(Excerpts from a figure dataset)
━━━━━━━━━━

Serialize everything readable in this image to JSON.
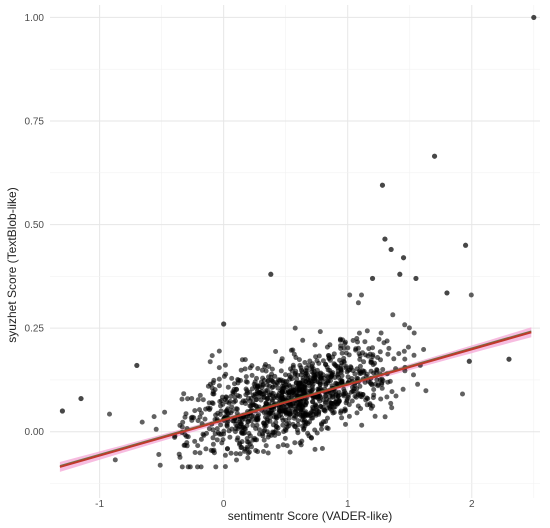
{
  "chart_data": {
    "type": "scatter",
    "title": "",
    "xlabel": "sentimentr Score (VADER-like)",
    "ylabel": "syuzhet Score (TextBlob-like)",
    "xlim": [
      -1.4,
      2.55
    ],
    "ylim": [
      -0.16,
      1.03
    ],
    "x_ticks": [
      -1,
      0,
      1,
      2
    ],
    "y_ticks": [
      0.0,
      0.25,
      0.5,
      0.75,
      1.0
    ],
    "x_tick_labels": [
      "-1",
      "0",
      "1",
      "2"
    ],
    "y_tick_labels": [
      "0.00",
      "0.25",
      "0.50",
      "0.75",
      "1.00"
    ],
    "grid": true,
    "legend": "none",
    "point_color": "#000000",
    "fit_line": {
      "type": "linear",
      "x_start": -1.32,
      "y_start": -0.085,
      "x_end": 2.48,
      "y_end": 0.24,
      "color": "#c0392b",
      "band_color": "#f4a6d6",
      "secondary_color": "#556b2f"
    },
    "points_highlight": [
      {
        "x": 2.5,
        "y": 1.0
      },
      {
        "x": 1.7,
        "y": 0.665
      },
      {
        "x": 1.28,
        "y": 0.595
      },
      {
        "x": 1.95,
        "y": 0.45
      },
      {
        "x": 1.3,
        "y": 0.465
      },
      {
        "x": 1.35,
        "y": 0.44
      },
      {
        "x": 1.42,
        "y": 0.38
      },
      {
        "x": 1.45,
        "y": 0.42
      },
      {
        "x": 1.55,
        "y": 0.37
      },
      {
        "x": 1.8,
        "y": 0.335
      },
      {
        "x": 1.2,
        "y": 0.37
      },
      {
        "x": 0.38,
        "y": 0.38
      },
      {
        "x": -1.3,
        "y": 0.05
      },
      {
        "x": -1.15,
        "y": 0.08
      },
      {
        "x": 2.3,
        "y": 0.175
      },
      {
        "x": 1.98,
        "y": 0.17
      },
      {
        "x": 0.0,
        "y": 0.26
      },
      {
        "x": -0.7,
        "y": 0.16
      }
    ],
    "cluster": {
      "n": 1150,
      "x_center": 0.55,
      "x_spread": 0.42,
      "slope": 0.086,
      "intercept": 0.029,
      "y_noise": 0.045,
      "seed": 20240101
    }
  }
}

━━━━━━━━━━

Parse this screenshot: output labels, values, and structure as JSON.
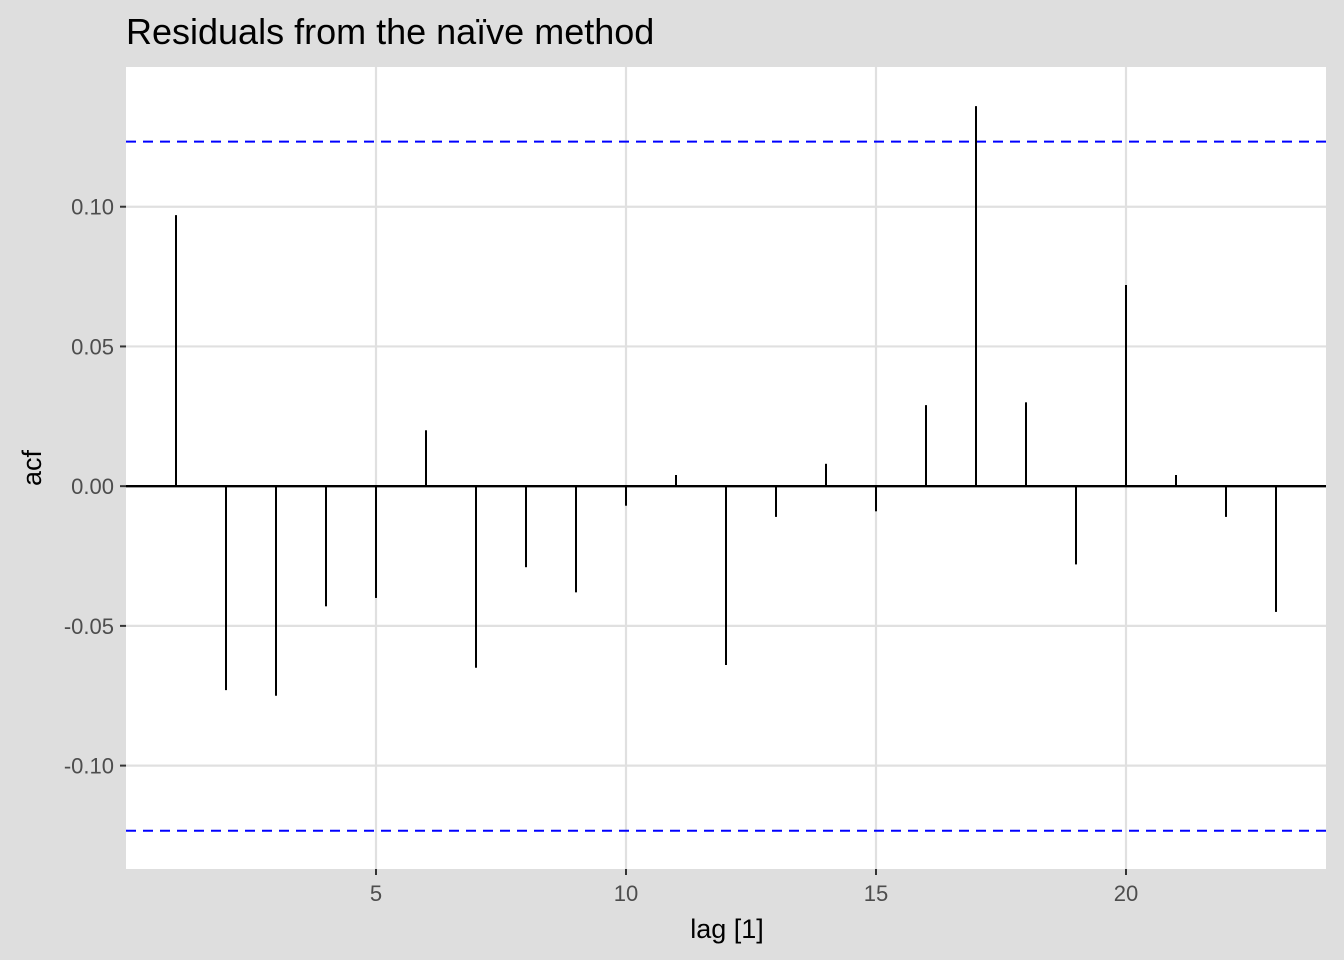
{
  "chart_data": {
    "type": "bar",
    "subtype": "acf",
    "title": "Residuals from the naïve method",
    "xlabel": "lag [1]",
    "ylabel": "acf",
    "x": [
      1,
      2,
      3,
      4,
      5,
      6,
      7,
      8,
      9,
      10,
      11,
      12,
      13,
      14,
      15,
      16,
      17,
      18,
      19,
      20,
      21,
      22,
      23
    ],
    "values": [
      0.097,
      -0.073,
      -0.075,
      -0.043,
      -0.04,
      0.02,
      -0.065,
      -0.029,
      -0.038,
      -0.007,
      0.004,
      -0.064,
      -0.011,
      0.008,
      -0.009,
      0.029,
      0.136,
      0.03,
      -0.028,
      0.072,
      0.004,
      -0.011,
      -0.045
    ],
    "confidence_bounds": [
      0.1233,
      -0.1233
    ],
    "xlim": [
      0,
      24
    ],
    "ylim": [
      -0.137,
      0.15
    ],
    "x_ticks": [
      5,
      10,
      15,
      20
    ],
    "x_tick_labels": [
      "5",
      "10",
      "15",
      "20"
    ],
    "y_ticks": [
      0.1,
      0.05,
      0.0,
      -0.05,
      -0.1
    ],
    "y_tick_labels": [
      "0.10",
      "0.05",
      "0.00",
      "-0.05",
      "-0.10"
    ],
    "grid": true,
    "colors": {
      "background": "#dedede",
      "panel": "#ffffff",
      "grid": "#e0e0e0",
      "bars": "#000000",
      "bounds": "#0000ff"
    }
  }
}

━━━━━━━━━━

■ **WHAT TO PRODUCE**
From the listing, copy each line containing the word "Score".

■ **CORRECT RESPONSE**
    "xlabel": "sentimentr Score (VADER-like)",
    "ylabel": "syuzhet Score (TextBlob-like)",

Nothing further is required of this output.